# Data extract start

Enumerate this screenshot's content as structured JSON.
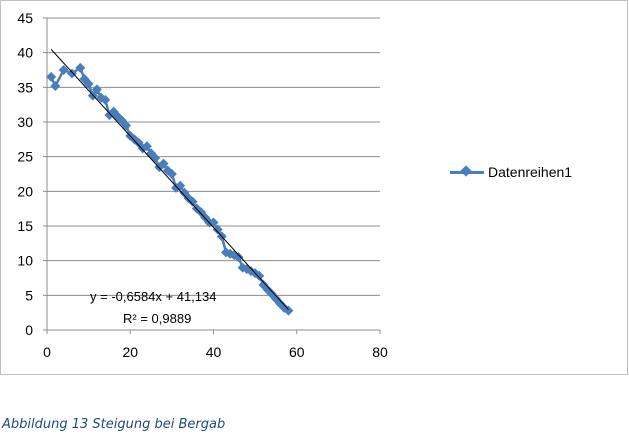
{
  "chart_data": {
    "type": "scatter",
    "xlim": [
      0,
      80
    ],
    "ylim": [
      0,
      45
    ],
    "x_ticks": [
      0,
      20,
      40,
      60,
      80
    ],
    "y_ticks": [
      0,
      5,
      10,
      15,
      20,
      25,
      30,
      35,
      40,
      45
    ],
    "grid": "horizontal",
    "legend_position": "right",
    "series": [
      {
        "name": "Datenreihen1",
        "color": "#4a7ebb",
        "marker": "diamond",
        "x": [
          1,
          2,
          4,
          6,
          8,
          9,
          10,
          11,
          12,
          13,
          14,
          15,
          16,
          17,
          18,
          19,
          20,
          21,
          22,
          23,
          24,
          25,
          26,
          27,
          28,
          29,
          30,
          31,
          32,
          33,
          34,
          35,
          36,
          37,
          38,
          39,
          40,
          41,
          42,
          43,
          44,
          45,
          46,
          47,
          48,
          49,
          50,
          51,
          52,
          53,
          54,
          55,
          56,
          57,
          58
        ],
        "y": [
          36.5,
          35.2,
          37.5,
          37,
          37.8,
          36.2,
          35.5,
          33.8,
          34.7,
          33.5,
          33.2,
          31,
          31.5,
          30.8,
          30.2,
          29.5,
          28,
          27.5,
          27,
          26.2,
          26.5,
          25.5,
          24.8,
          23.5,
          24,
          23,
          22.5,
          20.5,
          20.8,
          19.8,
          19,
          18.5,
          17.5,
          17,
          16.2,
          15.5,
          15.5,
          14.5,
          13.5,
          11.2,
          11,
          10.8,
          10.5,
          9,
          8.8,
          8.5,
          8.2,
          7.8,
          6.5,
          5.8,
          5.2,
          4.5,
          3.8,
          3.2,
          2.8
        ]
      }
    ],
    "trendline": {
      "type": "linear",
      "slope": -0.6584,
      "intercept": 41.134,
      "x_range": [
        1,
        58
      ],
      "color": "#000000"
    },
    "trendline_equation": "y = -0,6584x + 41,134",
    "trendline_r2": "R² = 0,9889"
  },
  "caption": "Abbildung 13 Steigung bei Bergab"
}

# Data extract end

### Exercise goal
Please write out all the data again word for word, but not the pictures.

### Exercise result
Enumerate this screenshot's content as structured JSON.
{
  "chart_data": {
    "type": "scatter",
    "xlim": [
      0,
      80
    ],
    "ylim": [
      0,
      45
    ],
    "x_ticks": [
      0,
      20,
      40,
      60,
      80
    ],
    "y_ticks": [
      0,
      5,
      10,
      15,
      20,
      25,
      30,
      35,
      40,
      45
    ],
    "grid": "horizontal",
    "legend_position": "right",
    "series": [
      {
        "name": "Datenreihen1",
        "color": "#4a7ebb",
        "marker": "diamond",
        "x": [
          1,
          2,
          4,
          6,
          8,
          9,
          10,
          11,
          12,
          13,
          14,
          15,
          16,
          17,
          18,
          19,
          20,
          21,
          22,
          23,
          24,
          25,
          26,
          27,
          28,
          29,
          30,
          31,
          32,
          33,
          34,
          35,
          36,
          37,
          38,
          39,
          40,
          41,
          42,
          43,
          44,
          45,
          46,
          47,
          48,
          49,
          50,
          51,
          52,
          53,
          54,
          55,
          56,
          57,
          58
        ],
        "y": [
          36.5,
          35.2,
          37.5,
          37,
          37.8,
          36.2,
          35.5,
          33.8,
          34.7,
          33.5,
          33.2,
          31,
          31.5,
          30.8,
          30.2,
          29.5,
          28,
          27.5,
          27,
          26.2,
          26.5,
          25.5,
          24.8,
          23.5,
          24,
          23,
          22.5,
          20.5,
          20.8,
          19.8,
          19,
          18.5,
          17.5,
          17,
          16.2,
          15.5,
          15.5,
          14.5,
          13.5,
          11.2,
          11,
          10.8,
          10.5,
          9,
          8.8,
          8.5,
          8.2,
          7.8,
          6.5,
          5.8,
          5.2,
          4.5,
          3.8,
          3.2,
          2.8
        ]
      }
    ],
    "trendline": {
      "type": "linear",
      "slope": -0.6584,
      "intercept": 41.134,
      "x_range": [
        1,
        58
      ],
      "color": "#000000"
    },
    "trendline_equation": "y = -0,6584x + 41,134",
    "trendline_r2": "R² = 0,9889"
  },
  "caption": "Abbildung 13 Steigung bei Bergab"
}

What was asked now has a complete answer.